#### GIVEN INSTRUCTION
Pick out every line in the data below that holds "Street".
** Start of PROVIDED INFORMATION **
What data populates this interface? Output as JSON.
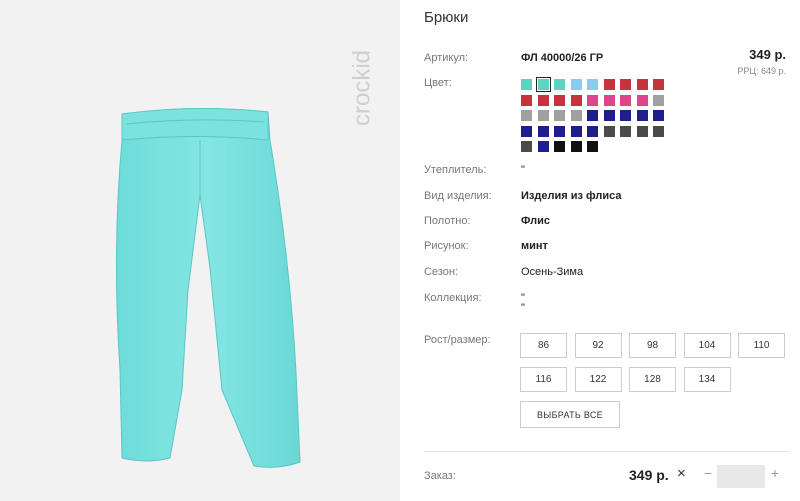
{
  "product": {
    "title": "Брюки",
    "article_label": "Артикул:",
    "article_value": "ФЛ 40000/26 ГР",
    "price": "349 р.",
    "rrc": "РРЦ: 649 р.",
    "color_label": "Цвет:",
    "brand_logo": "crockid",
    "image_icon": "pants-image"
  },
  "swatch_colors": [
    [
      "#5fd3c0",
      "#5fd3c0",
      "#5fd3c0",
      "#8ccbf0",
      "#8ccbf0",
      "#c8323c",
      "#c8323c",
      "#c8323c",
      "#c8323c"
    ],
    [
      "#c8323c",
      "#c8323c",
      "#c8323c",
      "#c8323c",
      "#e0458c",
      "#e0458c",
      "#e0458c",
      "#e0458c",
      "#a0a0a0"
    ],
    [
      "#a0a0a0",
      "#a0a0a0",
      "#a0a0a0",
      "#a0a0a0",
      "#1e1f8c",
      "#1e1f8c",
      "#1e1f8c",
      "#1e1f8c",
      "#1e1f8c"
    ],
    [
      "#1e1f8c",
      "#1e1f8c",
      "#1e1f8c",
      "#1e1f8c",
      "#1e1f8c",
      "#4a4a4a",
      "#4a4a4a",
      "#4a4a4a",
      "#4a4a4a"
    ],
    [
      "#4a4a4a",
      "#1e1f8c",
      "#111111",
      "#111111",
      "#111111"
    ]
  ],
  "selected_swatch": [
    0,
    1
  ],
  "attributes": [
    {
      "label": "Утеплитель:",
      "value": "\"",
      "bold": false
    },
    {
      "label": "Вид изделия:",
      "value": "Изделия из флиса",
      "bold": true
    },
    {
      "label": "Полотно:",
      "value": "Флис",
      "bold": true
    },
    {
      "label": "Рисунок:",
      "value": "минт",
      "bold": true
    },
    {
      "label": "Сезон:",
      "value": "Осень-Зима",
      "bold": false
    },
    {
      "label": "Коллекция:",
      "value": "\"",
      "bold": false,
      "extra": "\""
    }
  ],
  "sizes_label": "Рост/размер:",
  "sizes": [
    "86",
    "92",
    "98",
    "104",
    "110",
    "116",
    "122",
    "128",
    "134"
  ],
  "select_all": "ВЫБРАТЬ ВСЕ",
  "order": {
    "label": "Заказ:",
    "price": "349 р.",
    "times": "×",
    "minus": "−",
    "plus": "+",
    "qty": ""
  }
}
** End of PROVIDED INFORMATION **
** Start of PROVIDED INFORMATION **
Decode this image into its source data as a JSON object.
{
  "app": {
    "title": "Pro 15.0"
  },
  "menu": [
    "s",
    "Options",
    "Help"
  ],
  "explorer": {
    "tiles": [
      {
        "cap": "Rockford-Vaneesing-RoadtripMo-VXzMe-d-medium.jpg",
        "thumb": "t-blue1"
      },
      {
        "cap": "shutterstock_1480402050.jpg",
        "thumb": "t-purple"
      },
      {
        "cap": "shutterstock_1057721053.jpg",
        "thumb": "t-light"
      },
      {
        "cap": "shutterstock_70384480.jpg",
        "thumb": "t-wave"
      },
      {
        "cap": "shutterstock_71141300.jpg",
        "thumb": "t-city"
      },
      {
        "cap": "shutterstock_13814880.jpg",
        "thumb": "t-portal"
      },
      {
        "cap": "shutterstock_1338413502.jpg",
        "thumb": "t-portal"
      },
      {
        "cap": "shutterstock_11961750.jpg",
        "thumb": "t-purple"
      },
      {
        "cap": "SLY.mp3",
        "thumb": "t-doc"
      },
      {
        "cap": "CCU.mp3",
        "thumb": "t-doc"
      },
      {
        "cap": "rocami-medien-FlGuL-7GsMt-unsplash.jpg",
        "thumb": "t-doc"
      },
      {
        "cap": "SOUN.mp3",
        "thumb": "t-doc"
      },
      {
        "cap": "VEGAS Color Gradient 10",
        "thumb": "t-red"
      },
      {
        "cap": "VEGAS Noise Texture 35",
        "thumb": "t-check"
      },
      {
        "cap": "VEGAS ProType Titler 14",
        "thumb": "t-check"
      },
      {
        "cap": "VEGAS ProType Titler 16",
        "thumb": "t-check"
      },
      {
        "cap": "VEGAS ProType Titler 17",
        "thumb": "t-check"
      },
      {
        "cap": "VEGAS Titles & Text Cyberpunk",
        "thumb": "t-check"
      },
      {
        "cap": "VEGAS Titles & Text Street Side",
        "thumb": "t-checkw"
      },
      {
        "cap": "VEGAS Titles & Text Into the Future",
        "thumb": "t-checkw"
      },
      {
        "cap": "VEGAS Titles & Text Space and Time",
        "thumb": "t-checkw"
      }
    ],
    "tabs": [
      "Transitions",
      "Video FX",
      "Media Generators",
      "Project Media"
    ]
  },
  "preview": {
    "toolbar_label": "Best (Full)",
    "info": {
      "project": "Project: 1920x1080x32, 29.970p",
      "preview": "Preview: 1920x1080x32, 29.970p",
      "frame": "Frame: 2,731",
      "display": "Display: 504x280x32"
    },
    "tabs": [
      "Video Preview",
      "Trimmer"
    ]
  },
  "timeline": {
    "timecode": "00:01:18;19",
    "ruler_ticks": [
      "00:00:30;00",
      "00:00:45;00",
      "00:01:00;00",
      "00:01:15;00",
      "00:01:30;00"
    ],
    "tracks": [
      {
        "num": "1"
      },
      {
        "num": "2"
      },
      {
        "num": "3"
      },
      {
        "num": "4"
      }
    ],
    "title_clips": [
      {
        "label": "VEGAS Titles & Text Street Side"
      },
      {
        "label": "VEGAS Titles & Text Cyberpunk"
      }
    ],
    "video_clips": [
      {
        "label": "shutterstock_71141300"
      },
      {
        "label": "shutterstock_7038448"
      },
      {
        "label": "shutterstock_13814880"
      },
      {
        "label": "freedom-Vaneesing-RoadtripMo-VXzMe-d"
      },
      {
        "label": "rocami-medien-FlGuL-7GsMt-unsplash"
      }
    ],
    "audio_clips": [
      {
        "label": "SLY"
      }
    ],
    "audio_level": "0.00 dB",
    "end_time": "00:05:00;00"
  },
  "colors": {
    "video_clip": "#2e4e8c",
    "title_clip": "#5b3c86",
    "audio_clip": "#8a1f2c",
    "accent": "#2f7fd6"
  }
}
** End of PROVIDED INFORMATION **
#### TASK SOLUTION
        "cap": "VEGAS Titles & Text Street Side",
        "label": "VEGAS Titles & Text Street Side"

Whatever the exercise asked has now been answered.